─── Data in this exercise

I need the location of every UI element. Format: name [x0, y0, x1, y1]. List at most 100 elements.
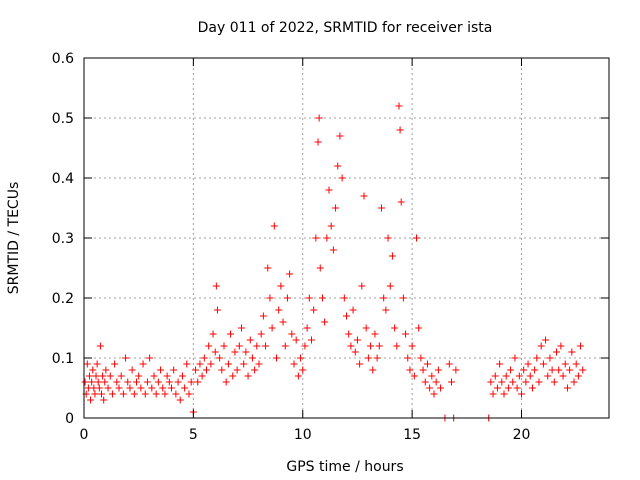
data-point	[137, 384, 145, 392]
data-point	[209, 330, 217, 338]
data-point	[266, 294, 274, 302]
data-point	[170, 366, 178, 374]
data-point	[301, 342, 309, 350]
data-point	[106, 372, 114, 380]
data-point	[292, 336, 300, 344]
data-point	[419, 366, 427, 374]
data-point	[531, 366, 539, 374]
data-point	[303, 324, 311, 332]
data-point	[262, 342, 270, 350]
data-point	[496, 360, 504, 368]
data-point	[448, 378, 455, 386]
data-point	[511, 354, 519, 362]
data-point	[99, 372, 107, 380]
data-point	[338, 174, 346, 182]
data-point	[187, 378, 195, 386]
data-point	[240, 360, 248, 368]
data-point	[555, 366, 563, 374]
data-point	[334, 162, 342, 170]
data-point	[413, 234, 420, 242]
data-point	[135, 372, 143, 380]
data-point	[178, 372, 186, 380]
data-point	[213, 306, 221, 314]
data-point	[133, 378, 140, 386]
data-point	[351, 348, 359, 356]
data-point	[100, 396, 108, 404]
data-point	[198, 372, 206, 380]
x-tick-label: 15	[403, 427, 421, 443]
data-point	[452, 366, 460, 374]
data-point	[216, 354, 224, 362]
data-point	[281, 342, 289, 350]
data-point	[336, 132, 344, 140]
data-point	[520, 366, 528, 374]
x-tick-label: 10	[294, 427, 312, 443]
data-point	[111, 360, 119, 368]
data-point	[233, 366, 241, 374]
data-point	[362, 324, 370, 332]
data-point	[229, 372, 237, 380]
data-point	[500, 390, 508, 398]
data-point	[378, 204, 385, 212]
data-point	[200, 354, 208, 362]
data-point	[194, 378, 202, 386]
data-point	[550, 378, 558, 386]
data-point	[87, 396, 95, 404]
data-point	[139, 360, 147, 368]
data-point	[220, 342, 228, 350]
data-point	[577, 342, 585, 350]
data-point	[257, 330, 265, 338]
data-point	[360, 192, 368, 200]
data-point	[445, 360, 453, 368]
data-point	[85, 372, 93, 380]
data-point	[231, 348, 239, 356]
data-point	[396, 126, 404, 134]
data-point	[148, 384, 156, 392]
data-point	[421, 378, 429, 386]
data-point	[176, 396, 184, 404]
data-point	[119, 390, 127, 398]
data-point	[93, 360, 101, 368]
data-point	[327, 222, 335, 230]
data-point	[277, 282, 285, 290]
data-point	[388, 252, 396, 260]
data-point	[522, 378, 530, 386]
data-point	[515, 372, 523, 380]
axis-ticks: 0 0.1 0.2 0.3 0.4 0.5 0.6 0 5 10 15 20	[52, 51, 609, 443]
data-point	[533, 354, 541, 362]
y-tick-label: 0.3	[52, 231, 74, 247]
data-point	[386, 282, 394, 290]
data-point	[566, 366, 574, 374]
data-point	[286, 270, 294, 278]
data-point	[157, 366, 165, 374]
data-point	[95, 384, 103, 392]
data-point	[163, 372, 171, 380]
data-point	[391, 324, 399, 332]
data-point	[380, 294, 388, 302]
data-point	[192, 366, 200, 374]
data-point	[92, 372, 100, 380]
data-point	[559, 372, 567, 380]
data-point	[314, 138, 322, 146]
data-point	[329, 246, 337, 254]
data-point	[174, 378, 182, 386]
data-point	[94, 378, 102, 386]
data-point	[270, 222, 278, 230]
y-tick-label: 0	[65, 411, 74, 427]
data-point	[353, 336, 361, 344]
x-tick-label: 20	[513, 427, 531, 443]
data-point	[172, 390, 180, 398]
data-point	[430, 390, 438, 398]
data-point	[563, 384, 571, 392]
data-point	[340, 294, 348, 302]
y-tick-label: 0.4	[52, 171, 74, 187]
data-point	[218, 366, 226, 374]
data-point	[432, 378, 440, 386]
data-point	[152, 390, 160, 398]
data-point	[561, 360, 569, 368]
data-point	[332, 204, 340, 212]
data-point	[356, 360, 364, 368]
x-tick-label: 0	[80, 427, 89, 443]
data-point	[498, 378, 506, 386]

──────

Task statement —
Reproduce the listing above with every "data-point" renamed to "scatter-marker", changing nothing else and omitting the picture.

The reply —
I need the location of every UI element. Format: name [x0, y0, x1, y1]. List at most 100 elements.
scatter-marker	[137, 384, 145, 392]
scatter-marker	[209, 330, 217, 338]
scatter-marker	[266, 294, 274, 302]
scatter-marker	[170, 366, 178, 374]
scatter-marker	[301, 342, 309, 350]
scatter-marker	[106, 372, 114, 380]
scatter-marker	[292, 336, 300, 344]
scatter-marker	[419, 366, 427, 374]
scatter-marker	[531, 366, 539, 374]
scatter-marker	[303, 324, 311, 332]
scatter-marker	[262, 342, 270, 350]
scatter-marker	[496, 360, 504, 368]
scatter-marker	[448, 378, 455, 386]
scatter-marker	[511, 354, 519, 362]
scatter-marker	[99, 372, 107, 380]
scatter-marker	[338, 174, 346, 182]
scatter-marker	[187, 378, 195, 386]
scatter-marker	[240, 360, 248, 368]
scatter-marker	[555, 366, 563, 374]
scatter-marker	[334, 162, 342, 170]
scatter-marker	[413, 234, 420, 242]
scatter-marker	[135, 372, 143, 380]
scatter-marker	[178, 372, 186, 380]
scatter-marker	[213, 306, 221, 314]
scatter-marker	[133, 378, 140, 386]
scatter-marker	[351, 348, 359, 356]
scatter-marker	[100, 396, 108, 404]
scatter-marker	[198, 372, 206, 380]
x-tick-label: 15	[403, 427, 421, 443]
scatter-marker	[452, 366, 460, 374]
scatter-marker	[216, 354, 224, 362]
scatter-marker	[281, 342, 289, 350]
scatter-marker	[336, 132, 344, 140]
scatter-marker	[520, 366, 528, 374]
x-tick-label: 10	[294, 427, 312, 443]
scatter-marker	[111, 360, 119, 368]
scatter-marker	[233, 366, 241, 374]
scatter-marker	[362, 324, 370, 332]
scatter-marker	[229, 372, 237, 380]
scatter-marker	[500, 390, 508, 398]
scatter-marker	[378, 204, 385, 212]
scatter-marker	[200, 354, 208, 362]
scatter-marker	[194, 378, 202, 386]
scatter-marker	[550, 378, 558, 386]
scatter-marker	[87, 396, 95, 404]
scatter-marker	[139, 360, 147, 368]
scatter-marker	[220, 342, 228, 350]
scatter-marker	[577, 342, 585, 350]
scatter-marker	[257, 330, 265, 338]
scatter-marker	[360, 192, 368, 200]
scatter-marker	[445, 360, 453, 368]
scatter-marker	[85, 372, 93, 380]
scatter-marker	[231, 348, 239, 356]
scatter-marker	[396, 126, 404, 134]
scatter-marker	[148, 384, 156, 392]
scatter-marker	[421, 378, 429, 386]
scatter-marker	[176, 396, 184, 404]
scatter-marker	[119, 390, 127, 398]
scatter-marker	[93, 360, 101, 368]
scatter-marker	[327, 222, 335, 230]
scatter-marker	[277, 282, 285, 290]
scatter-marker	[388, 252, 396, 260]
scatter-marker	[522, 378, 530, 386]
scatter-marker	[515, 372, 523, 380]
axis-ticks: 0 0.1 0.2 0.3 0.4 0.5 0.6 0 5 10 15 20	[52, 51, 609, 443]
scatter-marker	[533, 354, 541, 362]
y-tick-label: 0.3	[52, 231, 74, 247]
scatter-marker	[386, 282, 394, 290]
scatter-marker	[566, 366, 574, 374]
scatter-marker	[286, 270, 294, 278]
scatter-marker	[157, 366, 165, 374]
scatter-marker	[95, 384, 103, 392]
scatter-marker	[163, 372, 171, 380]
scatter-marker	[391, 324, 399, 332]
scatter-marker	[380, 294, 388, 302]
scatter-marker	[192, 366, 200, 374]
scatter-marker	[92, 372, 100, 380]
scatter-marker	[559, 372, 567, 380]
scatter-marker	[314, 138, 322, 146]
scatter-marker	[329, 246, 337, 254]
scatter-marker	[174, 378, 182, 386]
scatter-marker	[94, 378, 102, 386]
scatter-marker	[270, 222, 278, 230]
y-tick-label: 0	[65, 411, 74, 427]
scatter-marker	[353, 336, 361, 344]
x-tick-label: 20	[513, 427, 531, 443]
scatter-marker	[172, 390, 180, 398]
scatter-marker	[430, 390, 438, 398]
scatter-marker	[563, 384, 571, 392]
scatter-marker	[340, 294, 348, 302]
y-tick-label: 0.4	[52, 171, 74, 187]
scatter-marker	[218, 366, 226, 374]
scatter-marker	[432, 378, 440, 386]
scatter-marker	[152, 390, 160, 398]
scatter-marker	[561, 360, 569, 368]
scatter-marker	[332, 204, 340, 212]
scatter-marker	[356, 360, 364, 368]
x-tick-label: 0	[80, 427, 89, 443]
scatter-marker	[498, 378, 506, 386]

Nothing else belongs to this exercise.